* _WHAT THIS TASK INVOLVES_: Every entry that follows should be repeated exactly; drop the images.

* _DATA LINES_:
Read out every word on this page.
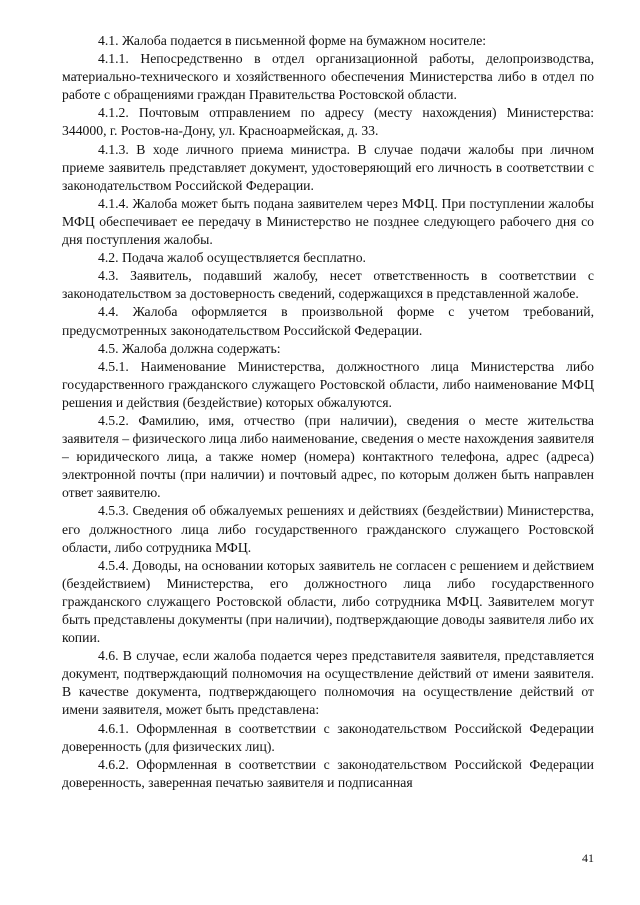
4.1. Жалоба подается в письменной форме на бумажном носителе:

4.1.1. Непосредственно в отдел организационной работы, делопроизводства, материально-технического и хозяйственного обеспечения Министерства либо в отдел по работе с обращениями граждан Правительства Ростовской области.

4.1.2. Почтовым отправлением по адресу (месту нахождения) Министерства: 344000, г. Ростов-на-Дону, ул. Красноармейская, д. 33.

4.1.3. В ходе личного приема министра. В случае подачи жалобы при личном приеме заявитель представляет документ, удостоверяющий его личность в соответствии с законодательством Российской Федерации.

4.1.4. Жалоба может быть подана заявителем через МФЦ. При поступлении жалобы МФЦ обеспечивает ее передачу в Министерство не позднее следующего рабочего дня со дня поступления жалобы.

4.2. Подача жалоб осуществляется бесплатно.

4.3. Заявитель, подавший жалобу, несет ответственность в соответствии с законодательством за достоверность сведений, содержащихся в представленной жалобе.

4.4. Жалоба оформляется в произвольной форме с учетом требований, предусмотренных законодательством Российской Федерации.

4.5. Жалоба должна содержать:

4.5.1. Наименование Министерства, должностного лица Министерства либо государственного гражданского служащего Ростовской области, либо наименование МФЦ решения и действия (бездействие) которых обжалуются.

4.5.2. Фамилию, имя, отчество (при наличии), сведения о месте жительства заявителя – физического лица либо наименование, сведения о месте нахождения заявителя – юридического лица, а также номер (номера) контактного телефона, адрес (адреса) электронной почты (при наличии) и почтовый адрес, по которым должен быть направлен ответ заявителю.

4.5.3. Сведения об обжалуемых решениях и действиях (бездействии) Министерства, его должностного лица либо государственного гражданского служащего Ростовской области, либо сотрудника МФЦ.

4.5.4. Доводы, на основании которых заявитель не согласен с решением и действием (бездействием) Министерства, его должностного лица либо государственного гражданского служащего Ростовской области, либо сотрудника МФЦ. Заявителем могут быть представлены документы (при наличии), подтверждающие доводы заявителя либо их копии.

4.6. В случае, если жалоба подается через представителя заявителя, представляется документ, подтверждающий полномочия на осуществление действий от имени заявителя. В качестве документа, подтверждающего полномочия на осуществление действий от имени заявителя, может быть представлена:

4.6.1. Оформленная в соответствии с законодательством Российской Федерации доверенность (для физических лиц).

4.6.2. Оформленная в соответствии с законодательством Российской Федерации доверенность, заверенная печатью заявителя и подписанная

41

* _RESULT_:
Read out every word on this page.
4.1. Жалоба подается в письменной форме на бумажном носителе:

4.1.1. Непосредственно в отдел организационной работы, делопроизводства, материально-технического и хозяйственного обеспечения Министерства либо в отдел по работе с обращениями граждан Правительства Ростовской области.

4.1.2. Почтовым отправлением по адресу (месту нахождения) Министерства: 344000, г. Ростов-на-Дону, ул. Красноармейская, д. 33.

4.1.3. В ходе личного приема министра. В случае подачи жалобы при личном приеме заявитель представляет документ, удостоверяющий его личность в соответствии с законодательством Российской Федерации.

4.1.4. Жалоба может быть подана заявителем через МФЦ. При поступлении жалобы МФЦ обеспечивает ее передачу в Министерство не позднее следующего рабочего дня со дня поступления жалобы.

4.2. Подача жалоб осуществляется бесплатно.

4.3. Заявитель, подавший жалобу, несет ответственность в соответствии с законодательством за достоверность сведений, содержащихся в представленной жалобе.

4.4. Жалоба оформляется в произвольной форме с учетом требований, предусмотренных законодательством Российской Федерации.

4.5. Жалоба должна содержать:

4.5.1. Наименование Министерства, должностного лица Министерства либо государственного гражданского служащего Ростовской области, либо наименование МФЦ решения и действия (бездействие) которых обжалуются.

4.5.2. Фамилию, имя, отчество (при наличии), сведения о месте жительства заявителя – физического лица либо наименование, сведения о месте нахождения заявителя – юридического лица, а также номер (номера) контактного телефона, адрес (адреса) электронной почты (при наличии) и почтовый адрес, по которым должен быть направлен ответ заявителю.

4.5.3. Сведения об обжалуемых решениях и действиях (бездействии) Министерства, его должностного лица либо государственного гражданского служащего Ростовской области, либо сотрудника МФЦ.

4.5.4. Доводы, на основании которых заявитель не согласен с решением и действием (бездействием) Министерства, его должностного лица либо государственного гражданского служащего Ростовской области, либо сотрудника МФЦ. Заявителем могут быть представлены документы (при наличии), подтверждающие доводы заявителя либо их копии.

4.6. В случае, если жалоба подается через представителя заявителя, представляется документ, подтверждающий полномочия на осуществление действий от имени заявителя. В качестве документа, подтверждающего полномочия на осуществление действий от имени заявителя, может быть представлена:

4.6.1. Оформленная в соответствии с законодательством Российской Федерации доверенность (для физических лиц).

4.6.2. Оформленная в соответствии с законодательством Российской Федерации доверенность, заверенная печатью заявителя и подписанная

41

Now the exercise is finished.